• TASK INSTRUCTIONS:
Reproduce each line exactly, including spacing and punctuation.

— begin EXTRACTED MATERIAL —

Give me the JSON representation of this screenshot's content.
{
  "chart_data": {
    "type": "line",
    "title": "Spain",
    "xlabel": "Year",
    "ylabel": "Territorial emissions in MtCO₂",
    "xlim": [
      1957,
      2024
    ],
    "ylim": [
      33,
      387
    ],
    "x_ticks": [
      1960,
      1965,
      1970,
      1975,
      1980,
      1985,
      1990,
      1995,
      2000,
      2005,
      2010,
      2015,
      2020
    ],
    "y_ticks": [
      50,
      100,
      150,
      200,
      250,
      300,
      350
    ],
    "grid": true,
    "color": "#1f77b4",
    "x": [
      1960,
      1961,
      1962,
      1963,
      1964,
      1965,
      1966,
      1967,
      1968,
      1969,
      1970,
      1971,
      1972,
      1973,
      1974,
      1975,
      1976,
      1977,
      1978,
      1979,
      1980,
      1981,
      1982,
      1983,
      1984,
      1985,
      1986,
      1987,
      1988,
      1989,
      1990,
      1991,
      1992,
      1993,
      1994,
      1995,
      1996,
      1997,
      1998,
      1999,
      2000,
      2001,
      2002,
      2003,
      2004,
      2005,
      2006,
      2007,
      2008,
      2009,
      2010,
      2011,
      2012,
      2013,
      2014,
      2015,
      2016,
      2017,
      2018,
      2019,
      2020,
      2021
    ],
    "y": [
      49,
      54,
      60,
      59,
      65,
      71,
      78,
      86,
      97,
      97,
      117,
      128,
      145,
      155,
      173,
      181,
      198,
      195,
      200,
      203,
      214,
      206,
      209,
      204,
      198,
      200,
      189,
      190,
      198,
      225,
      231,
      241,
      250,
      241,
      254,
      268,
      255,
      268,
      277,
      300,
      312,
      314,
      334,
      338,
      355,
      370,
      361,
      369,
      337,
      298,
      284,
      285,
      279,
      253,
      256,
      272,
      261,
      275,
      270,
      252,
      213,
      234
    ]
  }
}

— end EXTRACTED MATERIAL —

• THE ANSWER:
Give me the JSON representation of this screenshot's content.
{
  "chart_data": {
    "type": "line",
    "title": "Spain",
    "xlabel": "Year",
    "ylabel": "Territorial emissions in MtCO₂",
    "xlim": [
      1957,
      2024
    ],
    "ylim": [
      33,
      387
    ],
    "x_ticks": [
      1960,
      1965,
      1970,
      1975,
      1980,
      1985,
      1990,
      1995,
      2000,
      2005,
      2010,
      2015,
      2020
    ],
    "y_ticks": [
      50,
      100,
      150,
      200,
      250,
      300,
      350
    ],
    "grid": true,
    "color": "#1f77b4",
    "x": [
      1960,
      1961,
      1962,
      1963,
      1964,
      1965,
      1966,
      1967,
      1968,
      1969,
      1970,
      1971,
      1972,
      1973,
      1974,
      1975,
      1976,
      1977,
      1978,
      1979,
      1980,
      1981,
      1982,
      1983,
      1984,
      1985,
      1986,
      1987,
      1988,
      1989,
      1990,
      1991,
      1992,
      1993,
      1994,
      1995,
      1996,
      1997,
      1998,
      1999,
      2000,
      2001,
      2002,
      2003,
      2004,
      2005,
      2006,
      2007,
      2008,
      2009,
      2010,
      2011,
      2012,
      2013,
      2014,
      2015,
      2016,
      2017,
      2018,
      2019,
      2020,
      2021
    ],
    "y": [
      49,
      54,
      60,
      59,
      65,
      71,
      78,
      86,
      97,
      97,
      117,
      128,
      145,
      155,
      173,
      181,
      198,
      195,
      200,
      203,
      214,
      206,
      209,
      204,
      198,
      200,
      189,
      190,
      198,
      225,
      231,
      241,
      250,
      241,
      254,
      268,
      255,
      268,
      277,
      300,
      312,
      314,
      334,
      338,
      355,
      370,
      361,
      369,
      337,
      298,
      284,
      285,
      279,
      253,
      256,
      272,
      261,
      275,
      270,
      252,
      213,
      234
    ]
  }
}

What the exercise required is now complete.